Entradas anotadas

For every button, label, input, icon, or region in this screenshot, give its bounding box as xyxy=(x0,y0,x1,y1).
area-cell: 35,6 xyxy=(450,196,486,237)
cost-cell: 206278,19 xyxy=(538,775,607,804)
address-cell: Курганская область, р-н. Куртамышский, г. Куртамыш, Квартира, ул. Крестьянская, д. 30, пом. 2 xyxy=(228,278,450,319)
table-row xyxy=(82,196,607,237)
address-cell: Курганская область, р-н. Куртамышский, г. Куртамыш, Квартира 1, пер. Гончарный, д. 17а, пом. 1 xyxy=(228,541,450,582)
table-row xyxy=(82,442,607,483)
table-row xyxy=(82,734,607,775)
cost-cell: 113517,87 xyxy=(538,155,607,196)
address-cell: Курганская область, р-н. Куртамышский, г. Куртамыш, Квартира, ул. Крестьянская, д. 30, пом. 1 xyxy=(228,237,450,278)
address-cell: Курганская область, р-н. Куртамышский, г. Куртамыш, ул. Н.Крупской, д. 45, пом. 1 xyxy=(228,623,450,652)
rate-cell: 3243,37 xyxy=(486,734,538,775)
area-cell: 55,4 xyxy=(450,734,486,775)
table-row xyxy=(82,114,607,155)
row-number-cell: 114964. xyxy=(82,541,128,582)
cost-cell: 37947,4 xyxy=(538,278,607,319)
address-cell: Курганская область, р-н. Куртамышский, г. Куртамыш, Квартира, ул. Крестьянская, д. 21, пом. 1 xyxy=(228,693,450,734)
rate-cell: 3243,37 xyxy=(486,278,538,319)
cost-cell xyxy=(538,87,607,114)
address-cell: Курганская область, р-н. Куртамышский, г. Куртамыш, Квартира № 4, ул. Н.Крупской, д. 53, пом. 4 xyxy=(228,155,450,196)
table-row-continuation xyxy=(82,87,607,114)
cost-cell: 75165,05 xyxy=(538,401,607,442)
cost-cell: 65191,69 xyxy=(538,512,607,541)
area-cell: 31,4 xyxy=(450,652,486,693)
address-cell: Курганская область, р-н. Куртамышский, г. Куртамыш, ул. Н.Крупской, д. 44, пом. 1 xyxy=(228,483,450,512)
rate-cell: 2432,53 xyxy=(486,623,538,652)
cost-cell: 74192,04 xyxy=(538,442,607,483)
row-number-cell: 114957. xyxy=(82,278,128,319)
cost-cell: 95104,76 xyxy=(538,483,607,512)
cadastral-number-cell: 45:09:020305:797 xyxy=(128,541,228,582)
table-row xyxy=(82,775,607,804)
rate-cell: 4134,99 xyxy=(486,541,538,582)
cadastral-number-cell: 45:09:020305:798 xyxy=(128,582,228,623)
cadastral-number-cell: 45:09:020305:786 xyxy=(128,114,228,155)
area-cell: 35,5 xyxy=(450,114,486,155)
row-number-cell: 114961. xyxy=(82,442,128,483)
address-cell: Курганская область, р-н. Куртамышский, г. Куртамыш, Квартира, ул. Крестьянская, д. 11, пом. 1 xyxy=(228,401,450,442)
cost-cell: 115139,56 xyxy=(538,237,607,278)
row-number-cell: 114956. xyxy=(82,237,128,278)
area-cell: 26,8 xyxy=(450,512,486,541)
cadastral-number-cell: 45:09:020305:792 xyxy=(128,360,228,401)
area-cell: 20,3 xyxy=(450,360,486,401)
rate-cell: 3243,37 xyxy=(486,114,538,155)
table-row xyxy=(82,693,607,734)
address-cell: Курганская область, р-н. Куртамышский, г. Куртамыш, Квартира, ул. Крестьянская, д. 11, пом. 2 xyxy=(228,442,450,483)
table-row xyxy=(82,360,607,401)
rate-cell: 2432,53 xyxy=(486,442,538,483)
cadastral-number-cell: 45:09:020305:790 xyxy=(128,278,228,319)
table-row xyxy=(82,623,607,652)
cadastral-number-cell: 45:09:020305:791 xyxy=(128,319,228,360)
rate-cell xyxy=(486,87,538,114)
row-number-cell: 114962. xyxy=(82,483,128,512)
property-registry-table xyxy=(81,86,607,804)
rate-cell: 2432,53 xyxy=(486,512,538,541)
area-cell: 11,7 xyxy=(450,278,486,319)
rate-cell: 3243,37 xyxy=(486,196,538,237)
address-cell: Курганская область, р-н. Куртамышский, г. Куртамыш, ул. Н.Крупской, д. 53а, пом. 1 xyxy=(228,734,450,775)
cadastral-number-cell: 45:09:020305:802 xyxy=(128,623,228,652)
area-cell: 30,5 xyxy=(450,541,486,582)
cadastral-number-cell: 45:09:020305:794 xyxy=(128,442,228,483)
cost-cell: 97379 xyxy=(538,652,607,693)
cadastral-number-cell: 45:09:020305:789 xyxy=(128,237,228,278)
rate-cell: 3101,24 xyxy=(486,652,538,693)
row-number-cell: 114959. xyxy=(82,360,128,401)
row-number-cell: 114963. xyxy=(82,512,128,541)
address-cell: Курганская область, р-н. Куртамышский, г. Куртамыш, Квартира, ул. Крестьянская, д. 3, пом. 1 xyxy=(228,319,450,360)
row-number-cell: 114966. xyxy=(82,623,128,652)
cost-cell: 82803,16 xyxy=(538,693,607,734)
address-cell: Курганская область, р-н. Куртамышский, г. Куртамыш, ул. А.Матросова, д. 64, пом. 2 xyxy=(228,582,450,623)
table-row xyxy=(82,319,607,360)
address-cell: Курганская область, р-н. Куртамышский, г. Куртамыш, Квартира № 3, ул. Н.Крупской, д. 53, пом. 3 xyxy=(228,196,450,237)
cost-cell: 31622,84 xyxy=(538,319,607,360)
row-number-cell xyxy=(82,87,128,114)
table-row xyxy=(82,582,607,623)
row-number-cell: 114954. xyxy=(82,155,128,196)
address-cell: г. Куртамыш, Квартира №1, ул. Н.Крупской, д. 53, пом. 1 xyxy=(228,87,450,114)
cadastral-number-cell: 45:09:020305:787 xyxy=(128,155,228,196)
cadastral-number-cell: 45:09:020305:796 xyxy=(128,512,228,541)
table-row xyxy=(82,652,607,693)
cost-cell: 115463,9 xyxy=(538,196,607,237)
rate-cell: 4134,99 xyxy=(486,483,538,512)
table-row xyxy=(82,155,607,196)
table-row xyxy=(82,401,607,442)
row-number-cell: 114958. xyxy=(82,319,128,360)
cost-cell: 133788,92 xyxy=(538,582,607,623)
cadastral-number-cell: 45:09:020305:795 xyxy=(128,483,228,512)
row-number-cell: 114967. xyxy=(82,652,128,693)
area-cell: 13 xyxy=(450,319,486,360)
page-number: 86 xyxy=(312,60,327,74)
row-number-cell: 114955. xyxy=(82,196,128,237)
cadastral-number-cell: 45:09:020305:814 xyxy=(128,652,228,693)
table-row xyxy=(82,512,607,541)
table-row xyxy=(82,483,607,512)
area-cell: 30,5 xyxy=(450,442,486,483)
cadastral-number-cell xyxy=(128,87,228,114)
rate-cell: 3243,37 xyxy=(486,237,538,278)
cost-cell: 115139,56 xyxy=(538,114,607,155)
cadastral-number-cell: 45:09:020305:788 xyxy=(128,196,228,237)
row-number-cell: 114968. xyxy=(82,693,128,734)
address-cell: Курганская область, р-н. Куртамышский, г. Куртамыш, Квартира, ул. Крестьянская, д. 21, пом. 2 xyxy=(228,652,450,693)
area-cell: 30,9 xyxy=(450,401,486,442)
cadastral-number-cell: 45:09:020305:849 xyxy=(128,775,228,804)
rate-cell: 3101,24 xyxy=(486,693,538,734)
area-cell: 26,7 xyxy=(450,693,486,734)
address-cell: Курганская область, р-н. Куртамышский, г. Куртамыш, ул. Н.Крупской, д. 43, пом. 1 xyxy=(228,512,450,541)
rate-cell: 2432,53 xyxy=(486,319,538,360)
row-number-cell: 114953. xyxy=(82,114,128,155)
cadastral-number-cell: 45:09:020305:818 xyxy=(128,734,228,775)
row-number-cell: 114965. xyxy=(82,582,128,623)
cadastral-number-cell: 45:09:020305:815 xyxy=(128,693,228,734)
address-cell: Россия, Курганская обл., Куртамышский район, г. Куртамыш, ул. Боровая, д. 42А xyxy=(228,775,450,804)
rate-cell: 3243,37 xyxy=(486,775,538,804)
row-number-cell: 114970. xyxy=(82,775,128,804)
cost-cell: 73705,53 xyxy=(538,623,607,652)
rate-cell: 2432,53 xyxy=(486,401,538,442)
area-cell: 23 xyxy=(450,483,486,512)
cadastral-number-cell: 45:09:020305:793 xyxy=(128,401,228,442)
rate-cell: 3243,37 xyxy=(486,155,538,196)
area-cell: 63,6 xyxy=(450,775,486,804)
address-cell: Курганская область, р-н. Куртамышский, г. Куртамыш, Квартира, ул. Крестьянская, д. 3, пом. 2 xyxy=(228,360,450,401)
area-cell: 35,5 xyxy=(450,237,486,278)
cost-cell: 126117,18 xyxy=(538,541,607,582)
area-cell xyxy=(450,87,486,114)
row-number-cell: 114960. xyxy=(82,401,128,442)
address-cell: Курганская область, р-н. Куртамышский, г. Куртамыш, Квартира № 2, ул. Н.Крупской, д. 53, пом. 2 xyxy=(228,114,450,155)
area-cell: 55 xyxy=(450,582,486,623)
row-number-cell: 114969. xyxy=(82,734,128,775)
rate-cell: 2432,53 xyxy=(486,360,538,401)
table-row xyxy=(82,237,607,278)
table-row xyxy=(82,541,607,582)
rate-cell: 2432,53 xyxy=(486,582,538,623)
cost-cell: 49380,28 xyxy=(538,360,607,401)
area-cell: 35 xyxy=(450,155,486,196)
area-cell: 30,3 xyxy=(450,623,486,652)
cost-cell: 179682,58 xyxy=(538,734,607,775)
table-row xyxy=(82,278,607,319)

▶ TAREA:
Edite el tramo que va desde el inicio de las entradas hasta la línea que contiene "пом. 2 xyxy=(228,278,450,319)", ambos extremos incluidos, sustituyendo "cost-cell" por "price-cell" sin alterar nada más. Reproduzca únicamente esas líneas.

▶ RESULTADO DEL EJERCICIO:
For every button, label, input, icon, or region in this screenshot, give its bounding box as xyxy=(x0,y0,x1,y1).
area-cell: 35,6 xyxy=(450,196,486,237)
price-cell: 206278,19 xyxy=(538,775,607,804)
address-cell: Курганская область, р-н. Куртамышский, г. Куртамыш, Квартира, ул. Крестьянская, д. 30, пом. 2 xyxy=(228,278,450,319)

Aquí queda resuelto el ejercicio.